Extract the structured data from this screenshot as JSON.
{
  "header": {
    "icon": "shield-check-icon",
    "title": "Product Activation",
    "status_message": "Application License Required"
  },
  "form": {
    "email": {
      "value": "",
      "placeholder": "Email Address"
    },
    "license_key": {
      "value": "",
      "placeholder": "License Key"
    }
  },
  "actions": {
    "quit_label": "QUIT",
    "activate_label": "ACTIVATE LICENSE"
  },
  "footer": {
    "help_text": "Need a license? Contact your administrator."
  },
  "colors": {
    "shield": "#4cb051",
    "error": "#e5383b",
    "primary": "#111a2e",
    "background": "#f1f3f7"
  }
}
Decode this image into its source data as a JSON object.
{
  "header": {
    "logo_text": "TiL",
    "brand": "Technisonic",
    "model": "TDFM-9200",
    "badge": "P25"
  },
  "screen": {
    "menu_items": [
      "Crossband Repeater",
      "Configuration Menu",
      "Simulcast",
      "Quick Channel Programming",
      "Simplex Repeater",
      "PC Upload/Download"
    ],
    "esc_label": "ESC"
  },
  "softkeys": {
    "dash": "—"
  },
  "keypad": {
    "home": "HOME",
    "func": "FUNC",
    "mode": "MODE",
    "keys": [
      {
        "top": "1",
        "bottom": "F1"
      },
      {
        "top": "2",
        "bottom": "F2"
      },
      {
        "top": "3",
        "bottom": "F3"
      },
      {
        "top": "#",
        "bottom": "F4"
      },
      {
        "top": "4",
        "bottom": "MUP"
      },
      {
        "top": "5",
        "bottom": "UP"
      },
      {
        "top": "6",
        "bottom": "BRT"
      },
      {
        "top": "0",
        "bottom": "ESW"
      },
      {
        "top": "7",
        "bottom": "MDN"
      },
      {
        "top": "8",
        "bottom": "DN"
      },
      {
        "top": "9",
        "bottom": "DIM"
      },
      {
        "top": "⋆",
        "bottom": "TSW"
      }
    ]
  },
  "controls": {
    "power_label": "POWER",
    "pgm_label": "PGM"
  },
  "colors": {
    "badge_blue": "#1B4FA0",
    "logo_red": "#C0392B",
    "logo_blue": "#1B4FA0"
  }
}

---

INSTRUCTIONS FOR THE TASK:
Return each entry from the material above exactly as it appears.

REPLY TO THE EXERCISE:
Extract the structured data from this screenshot as JSON.
{
  "header": {
    "icon": "shield-check-icon",
    "title": "Product Activation",
    "status_message": "Application License Required"
  },
  "form": {
    "email": {
      "value": "",
      "placeholder": "Email Address"
    },
    "license_key": {
      "value": "",
      "placeholder": "License Key"
    }
  },
  "actions": {
    "quit_label": "QUIT",
    "activate_label": "ACTIVATE LICENSE"
  },
  "footer": {
    "help_text": "Need a license? Contact your administrator."
  },
  "colors": {
    "shield": "#4cb051",
    "error": "#e5383b",
    "primary": "#111a2e",
    "background": "#f1f3f7"
  }
}
Decode this image into its source data as a JSON object.
{
  "header": {
    "logo_text": "TiL",
    "brand": "Technisonic",
    "model": "TDFM-9200",
    "badge": "P25"
  },
  "screen": {
    "menu_items": [
      "Crossband Repeater",
      "Configuration Menu",
      "Simulcast",
      "Quick Channel Programming",
      "Simplex Repeater",
      "PC Upload/Download"
    ],
    "esc_label": "ESC"
  },
  "softkeys": {
    "dash": "—"
  },
  "keypad": {
    "home": "HOME",
    "func": "FUNC",
    "mode": "MODE",
    "keys": [
      {
        "top": "1",
        "bottom": "F1"
      },
      {
        "top": "2",
        "bottom": "F2"
      },
      {
        "top": "3",
        "bottom": "F3"
      },
      {
        "top": "#",
        "bottom": "F4"
      },
      {
        "top": "4",
        "bottom": "MUP"
      },
      {
        "top": "5",
        "bottom": "UP"
      },
      {
        "top": "6",
        "bottom": "BRT"
      },
      {
        "top": "0",
        "bottom": "ESW"
      },
      {
        "top": "7",
        "bottom": "MDN"
      },
      {
        "top": "8",
        "bottom": "DN"
      },
      {
        "top": "9",
        "bottom": "DIM"
      },
      {
        "top": "⋆",
        "bottom": "TSW"
      }
    ]
  },
  "controls": {
    "power_label": "POWER",
    "pgm_label": "PGM"
  },
  "colors": {
    "badge_blue": "#1B4FA0",
    "logo_red": "#C0392B",
    "logo_blue": "#1B4FA0"
  }
}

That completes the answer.